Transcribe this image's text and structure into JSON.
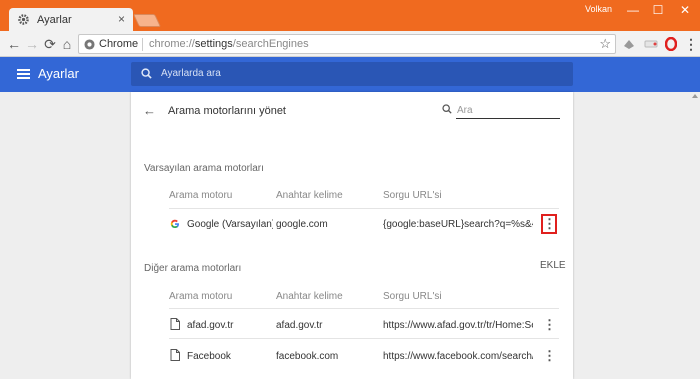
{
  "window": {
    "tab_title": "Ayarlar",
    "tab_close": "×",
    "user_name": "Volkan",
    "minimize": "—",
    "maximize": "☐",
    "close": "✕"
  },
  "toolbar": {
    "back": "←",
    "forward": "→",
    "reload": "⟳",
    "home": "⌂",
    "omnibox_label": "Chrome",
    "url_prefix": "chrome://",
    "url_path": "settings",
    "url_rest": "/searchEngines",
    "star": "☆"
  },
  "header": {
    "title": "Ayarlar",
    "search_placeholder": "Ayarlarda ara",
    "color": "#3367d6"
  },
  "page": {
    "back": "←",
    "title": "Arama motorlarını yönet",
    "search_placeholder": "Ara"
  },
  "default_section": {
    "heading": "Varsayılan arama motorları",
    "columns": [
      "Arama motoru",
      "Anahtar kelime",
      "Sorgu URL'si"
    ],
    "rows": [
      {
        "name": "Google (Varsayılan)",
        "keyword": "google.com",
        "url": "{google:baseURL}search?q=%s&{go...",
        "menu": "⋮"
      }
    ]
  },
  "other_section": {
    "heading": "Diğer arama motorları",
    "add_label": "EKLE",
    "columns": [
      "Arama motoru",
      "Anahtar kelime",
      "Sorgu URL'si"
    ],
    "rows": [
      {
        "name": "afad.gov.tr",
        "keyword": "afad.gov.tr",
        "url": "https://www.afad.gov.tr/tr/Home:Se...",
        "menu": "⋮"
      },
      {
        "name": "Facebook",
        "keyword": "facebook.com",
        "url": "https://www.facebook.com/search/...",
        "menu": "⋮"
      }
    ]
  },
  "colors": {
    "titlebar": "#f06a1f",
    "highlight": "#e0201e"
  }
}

━━━━━━━━━━━━━━━━

Omit the pictures. Output every record above word for word.

Transcribe this image's text and structure into JSON.
{
  "window": {
    "tab_title": "Ayarlar",
    "tab_close": "×",
    "user_name": "Volkan",
    "minimize": "—",
    "maximize": "☐",
    "close": "✕"
  },
  "toolbar": {
    "back": "←",
    "forward": "→",
    "reload": "⟳",
    "home": "⌂",
    "omnibox_label": "Chrome",
    "url_prefix": "chrome://",
    "url_path": "settings",
    "url_rest": "/searchEngines",
    "star": "☆"
  },
  "header": {
    "title": "Ayarlar",
    "search_placeholder": "Ayarlarda ara",
    "color": "#3367d6"
  },
  "page": {
    "back": "←",
    "title": "Arama motorlarını yönet",
    "search_placeholder": "Ara"
  },
  "default_section": {
    "heading": "Varsayılan arama motorları",
    "columns": [
      "Arama motoru",
      "Anahtar kelime",
      "Sorgu URL'si"
    ],
    "rows": [
      {
        "name": "Google (Varsayılan)",
        "keyword": "google.com",
        "url": "{google:baseURL}search?q=%s&{go...",
        "menu": "⋮"
      }
    ]
  },
  "other_section": {
    "heading": "Diğer arama motorları",
    "add_label": "EKLE",
    "columns": [
      "Arama motoru",
      "Anahtar kelime",
      "Sorgu URL'si"
    ],
    "rows": [
      {
        "name": "afad.gov.tr",
        "keyword": "afad.gov.tr",
        "url": "https://www.afad.gov.tr/tr/Home:Se...",
        "menu": "⋮"
      },
      {
        "name": "Facebook",
        "keyword": "facebook.com",
        "url": "https://www.facebook.com/search/...",
        "menu": "⋮"
      }
    ]
  },
  "colors": {
    "titlebar": "#f06a1f",
    "highlight": "#e0201e"
  }
}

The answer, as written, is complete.